**Exercise task**
Select, from the data, each line where "является" occurs.

Source records
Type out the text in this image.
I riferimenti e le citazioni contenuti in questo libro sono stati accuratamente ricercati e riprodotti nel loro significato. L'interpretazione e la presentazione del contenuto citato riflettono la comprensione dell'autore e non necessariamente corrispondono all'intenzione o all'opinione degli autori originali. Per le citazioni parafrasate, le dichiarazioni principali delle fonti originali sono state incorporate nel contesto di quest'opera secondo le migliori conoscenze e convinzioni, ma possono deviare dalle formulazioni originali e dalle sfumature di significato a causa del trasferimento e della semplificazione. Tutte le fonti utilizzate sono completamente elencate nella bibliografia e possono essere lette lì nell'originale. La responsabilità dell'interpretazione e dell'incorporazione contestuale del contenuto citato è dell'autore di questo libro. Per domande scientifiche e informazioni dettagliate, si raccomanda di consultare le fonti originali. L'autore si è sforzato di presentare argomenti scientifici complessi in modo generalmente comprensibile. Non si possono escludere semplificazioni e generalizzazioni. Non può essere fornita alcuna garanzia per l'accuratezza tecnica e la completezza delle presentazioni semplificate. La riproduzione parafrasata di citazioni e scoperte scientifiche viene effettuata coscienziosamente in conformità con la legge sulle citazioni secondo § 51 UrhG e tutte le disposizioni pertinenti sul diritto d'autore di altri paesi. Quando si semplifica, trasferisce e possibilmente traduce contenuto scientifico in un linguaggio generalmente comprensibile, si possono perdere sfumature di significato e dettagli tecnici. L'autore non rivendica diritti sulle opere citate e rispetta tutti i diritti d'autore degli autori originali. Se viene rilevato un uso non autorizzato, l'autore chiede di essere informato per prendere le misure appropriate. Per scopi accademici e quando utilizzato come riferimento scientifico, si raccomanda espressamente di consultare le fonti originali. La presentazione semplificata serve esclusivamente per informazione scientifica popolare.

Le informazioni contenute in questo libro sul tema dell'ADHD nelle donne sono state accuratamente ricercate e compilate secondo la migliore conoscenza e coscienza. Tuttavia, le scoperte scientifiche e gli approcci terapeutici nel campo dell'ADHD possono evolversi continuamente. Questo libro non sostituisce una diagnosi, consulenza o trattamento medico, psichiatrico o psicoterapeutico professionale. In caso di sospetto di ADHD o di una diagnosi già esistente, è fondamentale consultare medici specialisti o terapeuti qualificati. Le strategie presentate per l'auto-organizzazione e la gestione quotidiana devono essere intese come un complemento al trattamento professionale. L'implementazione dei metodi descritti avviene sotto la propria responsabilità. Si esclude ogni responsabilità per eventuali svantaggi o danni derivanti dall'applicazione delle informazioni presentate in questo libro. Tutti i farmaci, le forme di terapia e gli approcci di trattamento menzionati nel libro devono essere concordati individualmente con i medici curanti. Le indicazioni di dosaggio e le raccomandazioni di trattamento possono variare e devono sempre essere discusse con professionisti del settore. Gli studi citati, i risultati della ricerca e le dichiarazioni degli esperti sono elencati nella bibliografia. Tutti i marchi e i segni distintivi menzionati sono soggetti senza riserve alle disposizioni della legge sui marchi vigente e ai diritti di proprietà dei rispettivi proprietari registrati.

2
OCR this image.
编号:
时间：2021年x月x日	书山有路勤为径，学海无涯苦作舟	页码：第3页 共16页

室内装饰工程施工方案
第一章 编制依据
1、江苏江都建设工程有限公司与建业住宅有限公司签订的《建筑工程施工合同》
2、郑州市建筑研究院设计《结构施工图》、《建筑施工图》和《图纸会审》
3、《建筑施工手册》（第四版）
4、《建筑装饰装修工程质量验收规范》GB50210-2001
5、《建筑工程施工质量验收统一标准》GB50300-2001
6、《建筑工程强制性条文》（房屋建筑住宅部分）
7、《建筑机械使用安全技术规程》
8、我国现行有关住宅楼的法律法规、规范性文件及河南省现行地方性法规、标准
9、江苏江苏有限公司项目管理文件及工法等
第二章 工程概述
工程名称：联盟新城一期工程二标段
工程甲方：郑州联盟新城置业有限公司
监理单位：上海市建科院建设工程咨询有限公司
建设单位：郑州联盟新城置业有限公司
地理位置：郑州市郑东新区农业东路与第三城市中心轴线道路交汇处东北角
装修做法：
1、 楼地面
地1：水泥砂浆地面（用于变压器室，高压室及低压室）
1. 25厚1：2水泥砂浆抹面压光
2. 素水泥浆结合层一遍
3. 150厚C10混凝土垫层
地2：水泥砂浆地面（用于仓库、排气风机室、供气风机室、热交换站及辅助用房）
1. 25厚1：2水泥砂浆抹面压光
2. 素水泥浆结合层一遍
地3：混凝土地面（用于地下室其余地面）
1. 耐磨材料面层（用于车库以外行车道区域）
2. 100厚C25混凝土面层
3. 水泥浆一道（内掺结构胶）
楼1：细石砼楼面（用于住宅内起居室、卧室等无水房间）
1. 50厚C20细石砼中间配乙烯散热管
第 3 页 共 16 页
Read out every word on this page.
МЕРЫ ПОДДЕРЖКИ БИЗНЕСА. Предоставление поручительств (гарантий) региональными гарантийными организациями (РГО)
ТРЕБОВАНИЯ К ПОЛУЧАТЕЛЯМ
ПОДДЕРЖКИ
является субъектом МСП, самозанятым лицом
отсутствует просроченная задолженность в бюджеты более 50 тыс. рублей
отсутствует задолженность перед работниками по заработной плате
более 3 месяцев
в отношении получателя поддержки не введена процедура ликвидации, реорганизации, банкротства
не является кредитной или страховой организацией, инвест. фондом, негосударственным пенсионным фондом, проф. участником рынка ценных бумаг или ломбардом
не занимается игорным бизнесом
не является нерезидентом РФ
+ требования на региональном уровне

**Answer to this exercise**
является субъектом МСП, самозанятым лицом
не является кредитной или страховой организацией, инвест. фондом, негосударственным пенсионным фондом, проф. участником рынка ценных бумаг или ломбардом
не является нерезидентом РФ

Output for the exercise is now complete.